GIVEN PROBLEM: Print the records below exactly as they appear.

============

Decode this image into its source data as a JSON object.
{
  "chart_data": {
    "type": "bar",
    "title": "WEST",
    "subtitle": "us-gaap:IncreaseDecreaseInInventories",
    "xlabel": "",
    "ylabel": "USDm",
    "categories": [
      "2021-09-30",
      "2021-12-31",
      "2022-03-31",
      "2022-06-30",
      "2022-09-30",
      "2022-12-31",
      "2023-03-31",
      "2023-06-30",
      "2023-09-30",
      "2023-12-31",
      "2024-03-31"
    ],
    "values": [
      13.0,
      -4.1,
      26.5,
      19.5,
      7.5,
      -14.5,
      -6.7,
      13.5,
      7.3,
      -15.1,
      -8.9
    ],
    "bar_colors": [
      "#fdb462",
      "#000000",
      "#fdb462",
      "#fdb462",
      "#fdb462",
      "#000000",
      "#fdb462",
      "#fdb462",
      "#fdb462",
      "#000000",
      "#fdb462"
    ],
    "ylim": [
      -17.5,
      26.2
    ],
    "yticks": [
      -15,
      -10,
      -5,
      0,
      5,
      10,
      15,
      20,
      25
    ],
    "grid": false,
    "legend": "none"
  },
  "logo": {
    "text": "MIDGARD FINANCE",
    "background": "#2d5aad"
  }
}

============

EXPECTED ANSWER:
Decode this image into its source data as a JSON object.
{
  "chart_data": {
    "type": "bar",
    "title": "WEST",
    "subtitle": "us-gaap:IncreaseDecreaseInInventories",
    "xlabel": "",
    "ylabel": "USDm",
    "categories": [
      "2021-09-30",
      "2021-12-31",
      "2022-03-31",
      "2022-06-30",
      "2022-09-30",
      "2022-12-31",
      "2023-03-31",
      "2023-06-30",
      "2023-09-30",
      "2023-12-31",
      "2024-03-31"
    ],
    "values": [
      13.0,
      -4.1,
      26.5,
      19.5,
      7.5,
      -14.5,
      -6.7,
      13.5,
      7.3,
      -15.1,
      -8.9
    ],
    "bar_colors": [
      "#fdb462",
      "#000000",
      "#fdb462",
      "#fdb462",
      "#fdb462",
      "#000000",
      "#fdb462",
      "#fdb462",
      "#fdb462",
      "#000000",
      "#fdb462"
    ],
    "ylim": [
      -17.5,
      26.2
    ],
    "yticks": [
      -15,
      -10,
      -5,
      0,
      5,
      10,
      15,
      20,
      25
    ],
    "grid": false,
    "legend": "none"
  },
  "logo": {
    "text": "MIDGARD FINANCE",
    "background": "#2d5aad"
  }
}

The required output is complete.